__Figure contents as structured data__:

* * * *

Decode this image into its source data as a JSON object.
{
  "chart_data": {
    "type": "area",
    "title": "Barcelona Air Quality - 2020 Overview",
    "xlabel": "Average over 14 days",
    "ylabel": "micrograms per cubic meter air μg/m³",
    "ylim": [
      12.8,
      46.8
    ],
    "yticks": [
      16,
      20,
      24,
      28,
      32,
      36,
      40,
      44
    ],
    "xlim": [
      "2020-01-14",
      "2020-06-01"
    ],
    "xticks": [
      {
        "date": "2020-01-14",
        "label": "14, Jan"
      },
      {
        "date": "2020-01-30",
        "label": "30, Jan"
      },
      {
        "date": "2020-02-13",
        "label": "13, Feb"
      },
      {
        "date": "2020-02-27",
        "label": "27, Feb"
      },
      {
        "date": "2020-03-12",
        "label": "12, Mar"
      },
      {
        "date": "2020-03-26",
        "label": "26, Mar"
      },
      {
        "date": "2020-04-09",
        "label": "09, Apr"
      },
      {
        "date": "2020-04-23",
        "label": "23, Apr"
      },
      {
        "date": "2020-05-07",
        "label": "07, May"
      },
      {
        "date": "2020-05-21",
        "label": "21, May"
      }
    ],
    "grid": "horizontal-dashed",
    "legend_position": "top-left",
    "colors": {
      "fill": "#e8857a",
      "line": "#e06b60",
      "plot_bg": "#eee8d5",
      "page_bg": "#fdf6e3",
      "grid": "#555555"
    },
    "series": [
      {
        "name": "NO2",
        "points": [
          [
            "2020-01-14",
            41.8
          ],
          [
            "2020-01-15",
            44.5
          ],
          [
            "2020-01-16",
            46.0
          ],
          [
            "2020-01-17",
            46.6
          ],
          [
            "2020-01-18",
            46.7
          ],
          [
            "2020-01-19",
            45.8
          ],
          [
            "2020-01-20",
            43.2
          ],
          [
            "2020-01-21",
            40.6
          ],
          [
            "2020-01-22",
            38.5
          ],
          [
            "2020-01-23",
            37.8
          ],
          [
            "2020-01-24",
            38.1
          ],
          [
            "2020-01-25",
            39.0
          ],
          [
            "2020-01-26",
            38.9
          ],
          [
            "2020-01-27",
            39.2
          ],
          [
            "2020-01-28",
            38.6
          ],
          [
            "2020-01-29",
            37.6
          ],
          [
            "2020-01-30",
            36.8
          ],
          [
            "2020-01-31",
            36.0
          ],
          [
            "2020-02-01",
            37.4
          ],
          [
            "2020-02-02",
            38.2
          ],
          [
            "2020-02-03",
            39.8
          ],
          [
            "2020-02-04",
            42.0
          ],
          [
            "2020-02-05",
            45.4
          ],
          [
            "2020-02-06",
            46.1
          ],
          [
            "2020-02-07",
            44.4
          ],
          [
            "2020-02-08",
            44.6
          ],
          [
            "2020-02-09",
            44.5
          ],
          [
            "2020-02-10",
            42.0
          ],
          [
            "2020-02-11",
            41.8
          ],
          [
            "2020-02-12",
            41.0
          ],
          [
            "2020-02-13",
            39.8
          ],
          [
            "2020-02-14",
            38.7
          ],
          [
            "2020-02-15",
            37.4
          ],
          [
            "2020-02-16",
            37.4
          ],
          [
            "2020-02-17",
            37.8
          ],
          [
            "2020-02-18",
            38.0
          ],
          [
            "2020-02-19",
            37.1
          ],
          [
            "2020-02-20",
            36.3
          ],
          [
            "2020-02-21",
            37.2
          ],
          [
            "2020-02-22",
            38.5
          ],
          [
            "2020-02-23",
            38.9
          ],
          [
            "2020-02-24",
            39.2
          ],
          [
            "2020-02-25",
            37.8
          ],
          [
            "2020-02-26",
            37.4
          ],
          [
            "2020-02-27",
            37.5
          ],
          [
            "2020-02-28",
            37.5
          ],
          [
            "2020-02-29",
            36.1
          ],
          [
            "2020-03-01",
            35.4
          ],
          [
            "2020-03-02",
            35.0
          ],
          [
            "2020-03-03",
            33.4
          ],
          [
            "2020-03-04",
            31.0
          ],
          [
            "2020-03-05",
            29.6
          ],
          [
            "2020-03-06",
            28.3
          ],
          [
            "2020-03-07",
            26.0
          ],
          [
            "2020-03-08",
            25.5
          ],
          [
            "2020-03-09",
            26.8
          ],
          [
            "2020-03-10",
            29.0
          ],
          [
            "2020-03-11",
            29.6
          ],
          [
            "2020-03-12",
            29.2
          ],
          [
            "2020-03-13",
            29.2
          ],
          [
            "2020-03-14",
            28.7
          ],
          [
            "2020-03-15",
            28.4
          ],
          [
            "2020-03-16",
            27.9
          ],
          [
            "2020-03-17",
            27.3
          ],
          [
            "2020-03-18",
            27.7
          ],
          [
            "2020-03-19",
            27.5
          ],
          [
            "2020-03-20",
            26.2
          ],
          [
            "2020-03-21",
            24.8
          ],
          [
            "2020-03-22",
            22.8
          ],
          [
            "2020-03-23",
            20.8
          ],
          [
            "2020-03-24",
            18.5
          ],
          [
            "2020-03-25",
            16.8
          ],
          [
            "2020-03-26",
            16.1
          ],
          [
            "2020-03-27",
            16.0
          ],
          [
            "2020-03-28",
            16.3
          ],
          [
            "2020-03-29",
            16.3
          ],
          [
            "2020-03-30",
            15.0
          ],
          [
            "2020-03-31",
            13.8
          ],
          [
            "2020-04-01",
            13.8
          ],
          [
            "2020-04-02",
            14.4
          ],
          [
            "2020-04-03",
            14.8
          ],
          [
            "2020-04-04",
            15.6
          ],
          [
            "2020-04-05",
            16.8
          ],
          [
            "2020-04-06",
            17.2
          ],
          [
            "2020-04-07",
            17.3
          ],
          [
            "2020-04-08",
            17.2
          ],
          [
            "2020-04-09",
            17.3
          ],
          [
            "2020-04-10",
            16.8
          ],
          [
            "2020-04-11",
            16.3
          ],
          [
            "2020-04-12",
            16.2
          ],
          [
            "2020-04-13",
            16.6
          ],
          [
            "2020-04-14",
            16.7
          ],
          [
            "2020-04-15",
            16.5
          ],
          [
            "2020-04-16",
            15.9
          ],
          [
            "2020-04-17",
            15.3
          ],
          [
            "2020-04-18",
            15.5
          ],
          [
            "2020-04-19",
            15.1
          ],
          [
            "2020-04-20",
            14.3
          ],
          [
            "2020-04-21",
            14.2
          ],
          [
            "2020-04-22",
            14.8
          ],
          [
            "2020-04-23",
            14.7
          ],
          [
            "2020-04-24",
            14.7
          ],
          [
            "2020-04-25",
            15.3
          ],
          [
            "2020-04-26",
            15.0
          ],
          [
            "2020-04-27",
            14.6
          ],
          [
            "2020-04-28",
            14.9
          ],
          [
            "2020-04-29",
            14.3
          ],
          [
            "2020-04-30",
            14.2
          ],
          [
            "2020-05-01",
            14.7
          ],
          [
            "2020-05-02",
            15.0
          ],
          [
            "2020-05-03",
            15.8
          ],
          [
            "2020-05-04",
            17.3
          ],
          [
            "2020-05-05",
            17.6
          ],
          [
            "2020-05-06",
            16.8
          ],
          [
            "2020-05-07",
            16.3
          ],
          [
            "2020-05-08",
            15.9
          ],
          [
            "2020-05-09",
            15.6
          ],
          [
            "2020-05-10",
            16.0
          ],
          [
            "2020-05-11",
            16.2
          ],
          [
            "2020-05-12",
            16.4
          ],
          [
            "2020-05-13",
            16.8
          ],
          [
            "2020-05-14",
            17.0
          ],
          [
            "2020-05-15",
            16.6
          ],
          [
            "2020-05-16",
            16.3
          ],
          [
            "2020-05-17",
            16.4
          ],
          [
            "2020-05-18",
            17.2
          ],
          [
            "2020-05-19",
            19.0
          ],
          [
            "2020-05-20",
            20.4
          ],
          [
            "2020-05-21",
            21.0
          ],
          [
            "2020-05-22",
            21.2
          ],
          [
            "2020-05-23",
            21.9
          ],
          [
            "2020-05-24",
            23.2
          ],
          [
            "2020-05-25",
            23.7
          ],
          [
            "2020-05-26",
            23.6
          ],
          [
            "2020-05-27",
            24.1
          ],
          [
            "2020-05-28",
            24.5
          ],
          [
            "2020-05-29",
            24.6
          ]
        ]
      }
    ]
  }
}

* * * *

__WHAT TO PRODUCE__:
Search the records for the word "date" and copy every line where it occurs.

__COMPLETED TASK__:
        "date": "2020-01-14",
        "date": "2020-01-30",
        "date": "2020-02-13",
        "date": "2020-02-27",
        "date": "2020-03-12",
        "date": "2020-03-26",
        "date": "2020-04-09",
        "date": "2020-04-23",
        "date": "2020-05-07",
        "date": "2020-05-21",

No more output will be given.